Data entries
○ ○ ○ ○

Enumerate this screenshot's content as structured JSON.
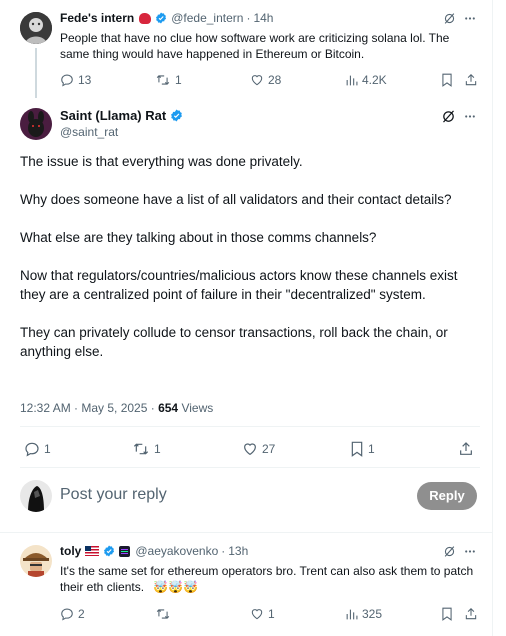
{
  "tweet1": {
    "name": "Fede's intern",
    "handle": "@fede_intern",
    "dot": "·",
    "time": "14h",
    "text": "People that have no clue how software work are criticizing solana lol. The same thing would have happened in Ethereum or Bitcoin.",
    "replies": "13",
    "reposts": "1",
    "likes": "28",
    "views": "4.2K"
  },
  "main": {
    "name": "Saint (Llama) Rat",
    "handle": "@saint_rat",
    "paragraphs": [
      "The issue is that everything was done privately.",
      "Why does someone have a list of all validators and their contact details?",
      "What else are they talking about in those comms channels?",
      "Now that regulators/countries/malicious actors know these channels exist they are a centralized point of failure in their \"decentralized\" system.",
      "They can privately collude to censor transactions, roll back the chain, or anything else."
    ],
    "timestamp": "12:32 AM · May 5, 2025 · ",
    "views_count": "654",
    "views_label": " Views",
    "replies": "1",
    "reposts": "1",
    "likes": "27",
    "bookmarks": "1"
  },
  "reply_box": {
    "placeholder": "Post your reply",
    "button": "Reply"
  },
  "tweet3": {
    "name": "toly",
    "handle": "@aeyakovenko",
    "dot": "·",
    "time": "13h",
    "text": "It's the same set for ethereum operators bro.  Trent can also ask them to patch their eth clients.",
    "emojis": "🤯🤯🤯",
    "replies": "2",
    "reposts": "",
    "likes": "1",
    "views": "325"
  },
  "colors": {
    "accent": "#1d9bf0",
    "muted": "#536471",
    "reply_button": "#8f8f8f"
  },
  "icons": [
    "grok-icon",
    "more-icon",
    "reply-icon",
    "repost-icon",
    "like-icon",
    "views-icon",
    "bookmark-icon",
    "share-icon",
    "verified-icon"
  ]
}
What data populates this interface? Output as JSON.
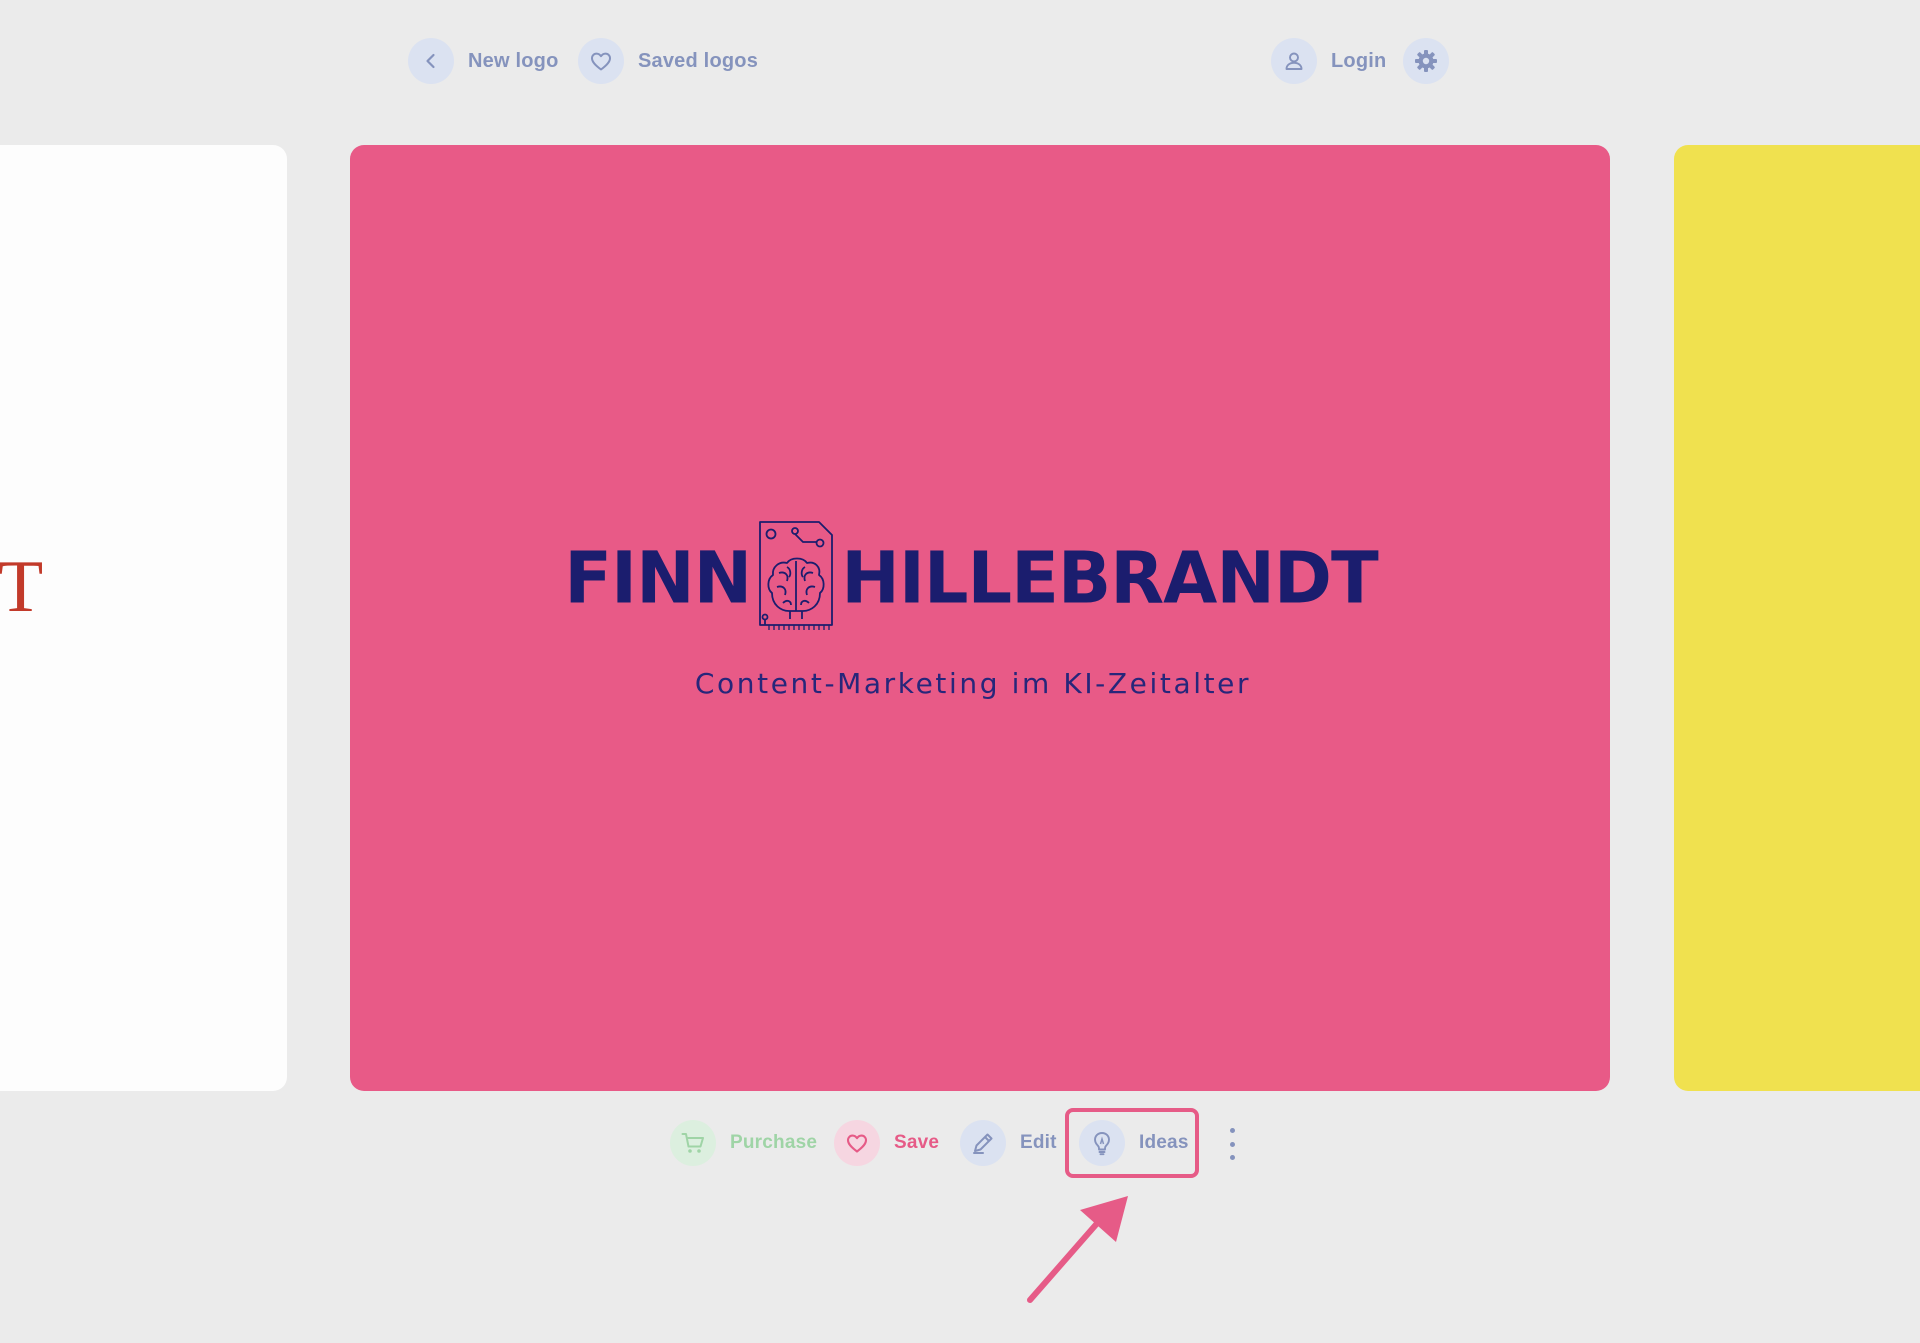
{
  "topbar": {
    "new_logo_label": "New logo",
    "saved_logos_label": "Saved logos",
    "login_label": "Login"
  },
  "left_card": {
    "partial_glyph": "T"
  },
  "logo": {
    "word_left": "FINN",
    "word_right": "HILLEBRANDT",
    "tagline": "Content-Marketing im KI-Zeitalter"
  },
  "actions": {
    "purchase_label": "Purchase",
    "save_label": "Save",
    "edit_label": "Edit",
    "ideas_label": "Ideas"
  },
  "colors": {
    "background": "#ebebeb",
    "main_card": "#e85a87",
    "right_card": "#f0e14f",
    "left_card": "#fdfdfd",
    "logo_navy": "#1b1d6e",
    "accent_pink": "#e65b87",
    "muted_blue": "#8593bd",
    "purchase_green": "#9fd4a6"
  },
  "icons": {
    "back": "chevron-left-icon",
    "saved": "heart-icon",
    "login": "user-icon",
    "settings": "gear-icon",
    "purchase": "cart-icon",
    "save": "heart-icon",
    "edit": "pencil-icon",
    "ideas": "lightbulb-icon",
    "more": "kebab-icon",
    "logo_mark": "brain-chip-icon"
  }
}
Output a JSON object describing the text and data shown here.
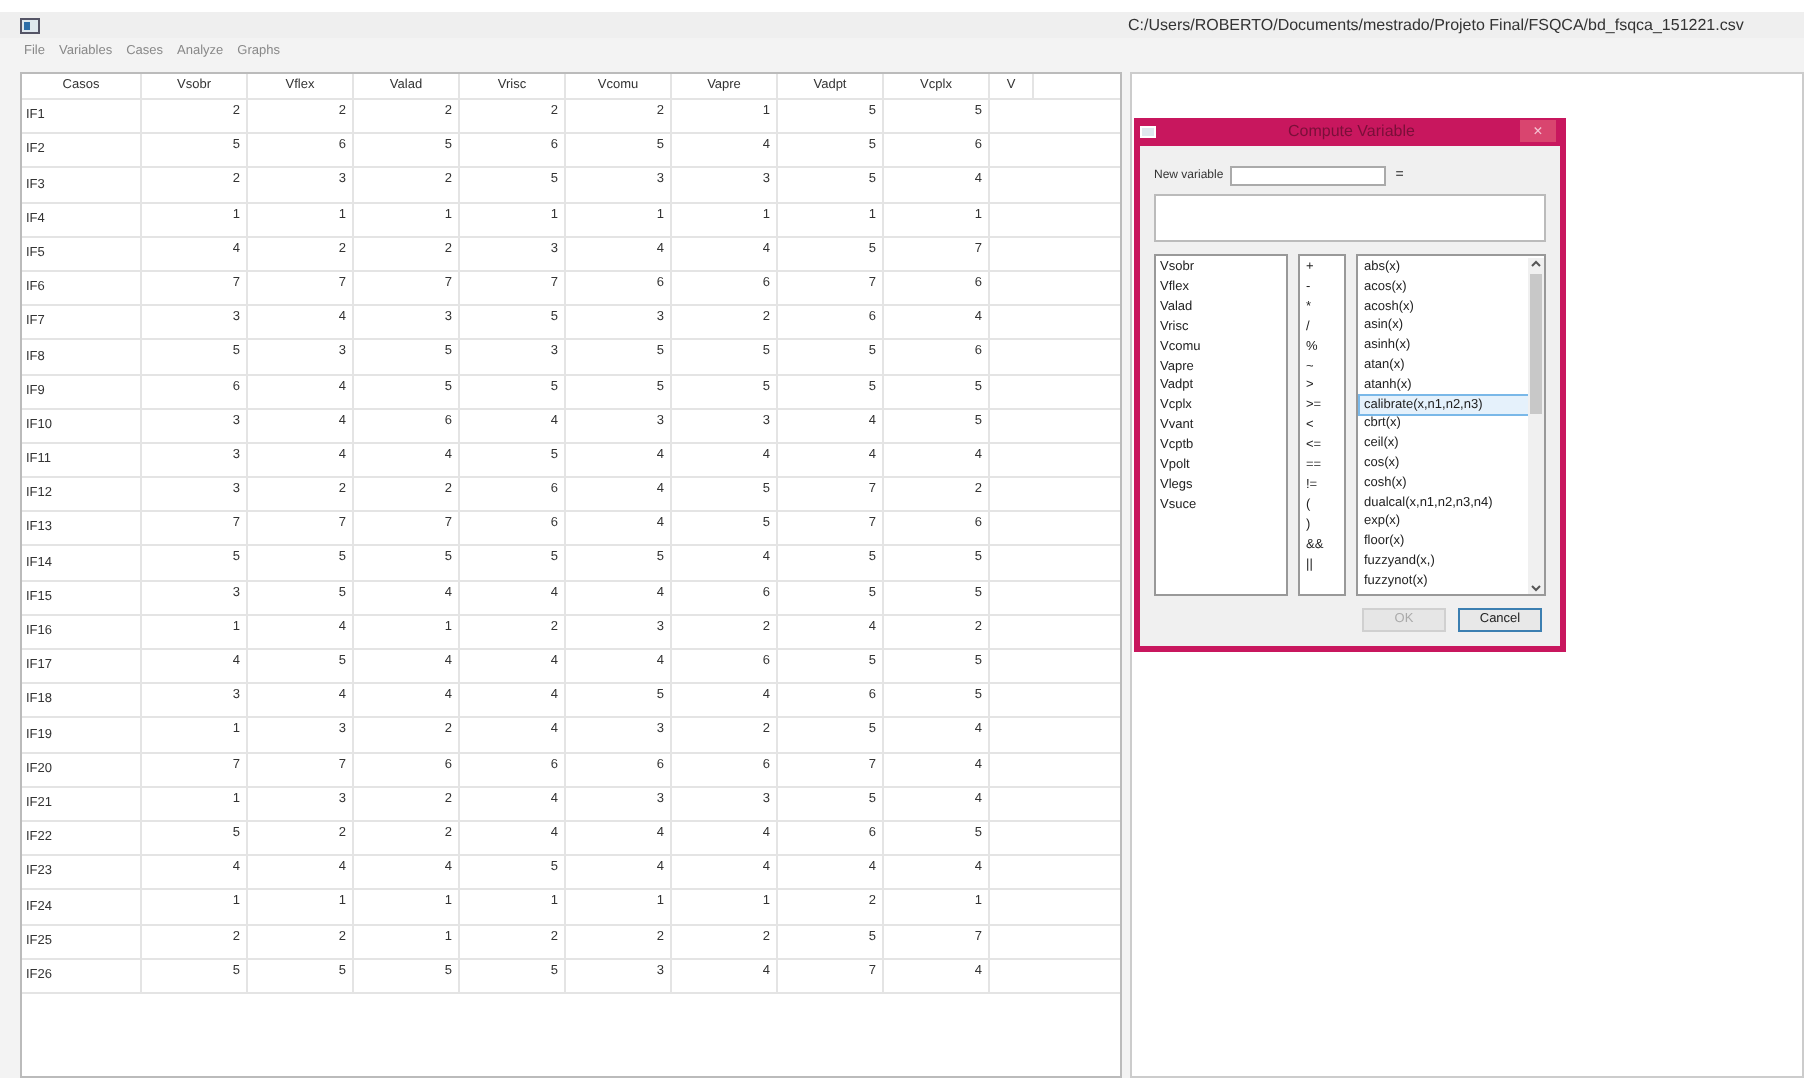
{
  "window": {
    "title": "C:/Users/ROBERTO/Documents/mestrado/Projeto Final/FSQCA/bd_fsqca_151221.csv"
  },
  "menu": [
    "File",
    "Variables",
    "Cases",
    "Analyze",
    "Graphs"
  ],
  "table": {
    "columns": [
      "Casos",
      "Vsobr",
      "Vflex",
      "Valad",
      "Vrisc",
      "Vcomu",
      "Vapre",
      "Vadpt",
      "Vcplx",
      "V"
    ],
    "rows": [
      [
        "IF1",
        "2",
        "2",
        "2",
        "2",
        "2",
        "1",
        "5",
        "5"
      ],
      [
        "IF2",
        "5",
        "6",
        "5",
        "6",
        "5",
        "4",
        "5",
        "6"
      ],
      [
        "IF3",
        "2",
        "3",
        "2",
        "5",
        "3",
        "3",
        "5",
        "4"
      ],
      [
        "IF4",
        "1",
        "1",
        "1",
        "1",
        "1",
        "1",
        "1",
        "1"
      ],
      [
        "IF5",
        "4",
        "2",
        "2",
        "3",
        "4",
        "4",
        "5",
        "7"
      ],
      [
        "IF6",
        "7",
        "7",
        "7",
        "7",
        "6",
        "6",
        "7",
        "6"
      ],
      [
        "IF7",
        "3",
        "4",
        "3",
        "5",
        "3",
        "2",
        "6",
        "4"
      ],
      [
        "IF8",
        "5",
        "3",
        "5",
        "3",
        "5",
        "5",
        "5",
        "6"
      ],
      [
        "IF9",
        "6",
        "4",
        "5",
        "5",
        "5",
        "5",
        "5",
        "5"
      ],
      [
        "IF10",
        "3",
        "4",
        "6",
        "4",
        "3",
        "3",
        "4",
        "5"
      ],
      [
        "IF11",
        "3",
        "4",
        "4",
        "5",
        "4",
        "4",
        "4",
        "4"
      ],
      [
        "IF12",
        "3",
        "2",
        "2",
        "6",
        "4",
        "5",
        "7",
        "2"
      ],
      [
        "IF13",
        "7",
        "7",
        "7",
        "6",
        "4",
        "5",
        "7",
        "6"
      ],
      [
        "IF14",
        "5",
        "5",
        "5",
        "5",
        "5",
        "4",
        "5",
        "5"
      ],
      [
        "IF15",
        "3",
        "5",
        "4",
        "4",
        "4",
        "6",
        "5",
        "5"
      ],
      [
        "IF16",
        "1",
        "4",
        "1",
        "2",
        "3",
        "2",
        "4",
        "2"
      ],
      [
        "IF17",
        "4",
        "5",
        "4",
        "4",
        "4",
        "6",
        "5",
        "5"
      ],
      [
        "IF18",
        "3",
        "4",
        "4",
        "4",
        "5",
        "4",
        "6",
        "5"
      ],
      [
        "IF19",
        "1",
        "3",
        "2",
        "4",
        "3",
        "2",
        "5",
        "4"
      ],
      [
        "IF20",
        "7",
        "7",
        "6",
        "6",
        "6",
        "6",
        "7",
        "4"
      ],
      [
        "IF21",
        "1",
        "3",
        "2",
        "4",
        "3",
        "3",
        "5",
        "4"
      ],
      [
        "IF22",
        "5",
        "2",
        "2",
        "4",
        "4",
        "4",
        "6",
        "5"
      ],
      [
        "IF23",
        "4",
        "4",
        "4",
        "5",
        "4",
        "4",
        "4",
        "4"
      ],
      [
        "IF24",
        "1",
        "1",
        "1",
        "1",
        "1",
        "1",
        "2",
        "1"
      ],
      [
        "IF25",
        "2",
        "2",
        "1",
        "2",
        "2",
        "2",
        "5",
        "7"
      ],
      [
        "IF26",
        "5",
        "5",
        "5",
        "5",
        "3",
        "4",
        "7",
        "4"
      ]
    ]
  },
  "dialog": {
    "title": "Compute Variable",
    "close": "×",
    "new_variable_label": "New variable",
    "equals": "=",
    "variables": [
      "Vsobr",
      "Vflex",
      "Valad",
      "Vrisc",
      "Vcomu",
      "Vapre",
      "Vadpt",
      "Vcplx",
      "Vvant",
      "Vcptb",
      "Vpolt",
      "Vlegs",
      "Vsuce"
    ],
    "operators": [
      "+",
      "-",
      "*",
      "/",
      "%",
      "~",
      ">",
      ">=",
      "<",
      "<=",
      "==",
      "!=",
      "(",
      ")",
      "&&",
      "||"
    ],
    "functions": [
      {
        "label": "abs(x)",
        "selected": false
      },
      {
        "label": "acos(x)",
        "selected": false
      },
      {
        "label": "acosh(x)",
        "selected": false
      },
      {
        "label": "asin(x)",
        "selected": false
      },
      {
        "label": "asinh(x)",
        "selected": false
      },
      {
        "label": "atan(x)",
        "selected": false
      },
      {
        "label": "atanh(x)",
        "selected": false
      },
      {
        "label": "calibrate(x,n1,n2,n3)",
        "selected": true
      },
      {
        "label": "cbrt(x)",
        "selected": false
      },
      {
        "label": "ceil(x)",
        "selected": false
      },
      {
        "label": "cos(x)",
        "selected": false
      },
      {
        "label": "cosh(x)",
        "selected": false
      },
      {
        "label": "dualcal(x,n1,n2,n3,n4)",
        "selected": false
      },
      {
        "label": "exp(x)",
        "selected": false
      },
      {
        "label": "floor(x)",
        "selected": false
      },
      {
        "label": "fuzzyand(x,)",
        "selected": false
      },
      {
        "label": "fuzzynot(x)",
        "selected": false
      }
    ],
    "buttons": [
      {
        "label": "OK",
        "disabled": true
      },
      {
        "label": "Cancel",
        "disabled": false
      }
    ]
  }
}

○ ○ ○ ○

■ Your task
Identify each line of the material where the word "operators" shows up, and copy it.

■ Complete output
    "text": "It's the same set for ethereum operators bro.  Trent can also ask them to patch their eth clients.",
    "operators": [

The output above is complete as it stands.